▶ SHORT PROBLEM: Filter this data down to the lines that hold "When", and copy them.

▶ DATA ENTRIES:
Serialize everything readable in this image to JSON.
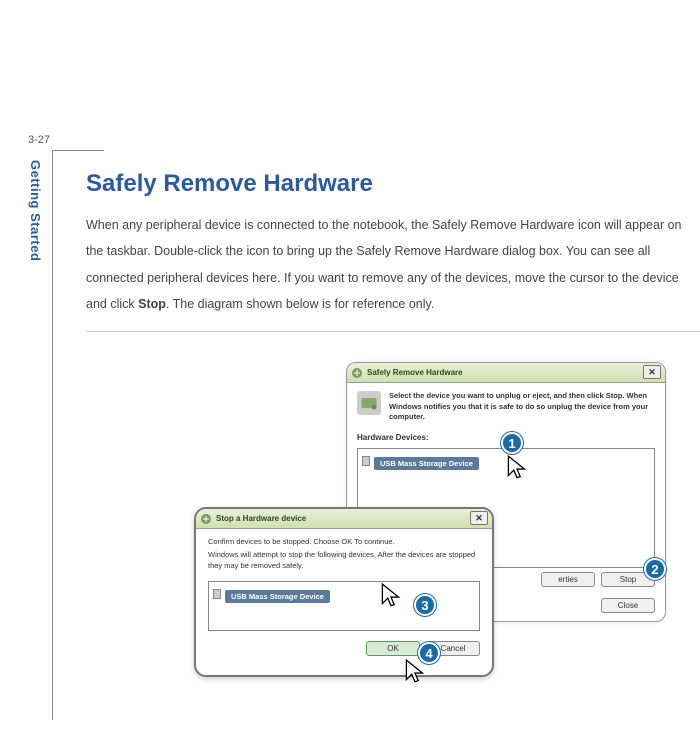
{
  "page_number": "3-27",
  "sidebar_label": "Getting Started",
  "title": "Safely Remove Hardware",
  "body_html": "When any peripheral device is connected to the notebook, the Safely Remove Hardware icon will appear on the taskbar.   Double-click the icon to bring up the Safely Remove Hardware dialog box. You can see all connected peripheral devices here.   If you want to remove any of the devices, move the cursor to the device and click ",
  "body_bold": "Stop",
  "body_tail": ".   The diagram shown below is for reference only.",
  "dialog1": {
    "title": "Safely Remove Hardware",
    "desc": "Select the device you want to unplug or eject, and then click Stop. When Windows notifies you that it is safe to do so unplug the device from your computer.",
    "list_label": "Hardware Devices:",
    "device": "USB Mass Storage Device",
    "btn_properties": "erties",
    "btn_stop": "Stop",
    "btn_close": "Close"
  },
  "dialog2": {
    "title": "Stop a Hardware device",
    "text1": "Confirm devices to be stopped.  Choose OK To continue.",
    "text2": "Windows will attempt to stop the following devices. After the devices are stopped they may be removed safely.",
    "device": "USB Mass Storage Device",
    "btn_ok": "OK",
    "btn_cancel": "Cancel"
  },
  "callouts": {
    "c1": "1",
    "c2": "2",
    "c3": "3",
    "c4": "4"
  }
}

▶ RESPONSE TO THIS EXERCISE:
  "body_html": "When any peripheral device is connected to the notebook, the Safely Remove Hardware icon will appear on the taskbar.   Double-click the icon to bring up the Safely Remove Hardware dialog box. You can see all connected peripheral devices here.   If you want to remove any of the devices, move the cursor to the device and click ",
    "desc": "Select the device you want to unplug or eject, and then click Stop. When Windows notifies you that it is safe to do so unplug the device from your computer.",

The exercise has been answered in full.